Goal of the exercise →
Each line that follows should be printed again exactly as it stands.

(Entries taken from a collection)

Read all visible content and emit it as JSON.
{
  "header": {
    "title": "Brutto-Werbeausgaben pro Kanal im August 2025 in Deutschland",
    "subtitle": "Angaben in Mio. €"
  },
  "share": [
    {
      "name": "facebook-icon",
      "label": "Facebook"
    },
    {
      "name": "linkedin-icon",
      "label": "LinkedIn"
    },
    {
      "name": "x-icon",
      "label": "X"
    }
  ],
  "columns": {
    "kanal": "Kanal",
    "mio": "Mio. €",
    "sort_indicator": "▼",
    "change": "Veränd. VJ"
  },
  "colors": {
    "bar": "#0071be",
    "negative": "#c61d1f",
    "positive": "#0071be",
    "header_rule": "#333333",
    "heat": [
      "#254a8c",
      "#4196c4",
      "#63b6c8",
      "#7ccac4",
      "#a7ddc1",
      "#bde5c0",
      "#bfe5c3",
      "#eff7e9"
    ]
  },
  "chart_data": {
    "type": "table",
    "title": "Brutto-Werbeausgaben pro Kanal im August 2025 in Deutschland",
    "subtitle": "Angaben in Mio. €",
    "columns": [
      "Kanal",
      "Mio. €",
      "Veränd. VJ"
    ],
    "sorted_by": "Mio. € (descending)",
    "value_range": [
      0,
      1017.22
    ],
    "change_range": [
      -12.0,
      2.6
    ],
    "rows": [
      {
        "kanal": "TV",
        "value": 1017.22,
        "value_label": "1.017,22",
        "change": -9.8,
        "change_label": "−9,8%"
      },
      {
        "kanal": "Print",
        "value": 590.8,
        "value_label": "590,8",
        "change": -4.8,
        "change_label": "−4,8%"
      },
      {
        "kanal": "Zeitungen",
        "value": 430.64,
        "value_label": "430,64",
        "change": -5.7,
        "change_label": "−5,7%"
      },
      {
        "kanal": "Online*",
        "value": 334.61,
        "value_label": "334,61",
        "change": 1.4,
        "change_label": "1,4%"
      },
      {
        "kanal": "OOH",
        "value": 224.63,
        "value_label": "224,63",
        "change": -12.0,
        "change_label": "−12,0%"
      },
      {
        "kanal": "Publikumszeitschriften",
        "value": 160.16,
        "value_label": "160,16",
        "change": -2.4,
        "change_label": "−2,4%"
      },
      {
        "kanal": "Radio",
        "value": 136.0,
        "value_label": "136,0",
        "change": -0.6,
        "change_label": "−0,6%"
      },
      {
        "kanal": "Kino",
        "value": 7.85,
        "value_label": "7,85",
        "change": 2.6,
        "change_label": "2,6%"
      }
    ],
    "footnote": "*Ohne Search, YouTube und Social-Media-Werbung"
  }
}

Worked solution →
Read all visible content and emit it as JSON.
{
  "header": {
    "title": "Brutto-Werbeausgaben pro Kanal im August 2025 in Deutschland",
    "subtitle": "Angaben in Mio. €"
  },
  "share": [
    {
      "name": "facebook-icon",
      "label": "Facebook"
    },
    {
      "name": "linkedin-icon",
      "label": "LinkedIn"
    },
    {
      "name": "x-icon",
      "label": "X"
    }
  ],
  "columns": {
    "kanal": "Kanal",
    "mio": "Mio. €",
    "sort_indicator": "▼",
    "change": "Veränd. VJ"
  },
  "colors": {
    "bar": "#0071be",
    "negative": "#c61d1f",
    "positive": "#0071be",
    "header_rule": "#333333",
    "heat": [
      "#254a8c",
      "#4196c4",
      "#63b6c8",
      "#7ccac4",
      "#a7ddc1",
      "#bde5c0",
      "#bfe5c3",
      "#eff7e9"
    ]
  },
  "chart_data": {
    "type": "table",
    "title": "Brutto-Werbeausgaben pro Kanal im August 2025 in Deutschland",
    "subtitle": "Angaben in Mio. €",
    "columns": [
      "Kanal",
      "Mio. €",
      "Veränd. VJ"
    ],
    "sorted_by": "Mio. € (descending)",
    "value_range": [
      0,
      1017.22
    ],
    "change_range": [
      -12.0,
      2.6
    ],
    "rows": [
      {
        "kanal": "TV",
        "value": 1017.22,
        "value_label": "1.017,22",
        "change": -9.8,
        "change_label": "−9,8%"
      },
      {
        "kanal": "Print",
        "value": 590.8,
        "value_label": "590,8",
        "change": -4.8,
        "change_label": "−4,8%"
      },
      {
        "kanal": "Zeitungen",
        "value": 430.64,
        "value_label": "430,64",
        "change": -5.7,
        "change_label": "−5,7%"
      },
      {
        "kanal": "Online*",
        "value": 334.61,
        "value_label": "334,61",
        "change": 1.4,
        "change_label": "1,4%"
      },
      {
        "kanal": "OOH",
        "value": 224.63,
        "value_label": "224,63",
        "change": -12.0,
        "change_label": "−12,0%"
      },
      {
        "kanal": "Publikumszeitschriften",
        "value": 160.16,
        "value_label": "160,16",
        "change": -2.4,
        "change_label": "−2,4%"
      },
      {
        "kanal": "Radio",
        "value": 136.0,
        "value_label": "136,0",
        "change": -0.6,
        "change_label": "−0,6%"
      },
      {
        "kanal": "Kino",
        "value": 7.85,
        "value_label": "7,85",
        "change": 2.6,
        "change_label": "2,6%"
      }
    ],
    "footnote": "*Ohne Search, YouTube und Social-Media-Werbung"
  }
}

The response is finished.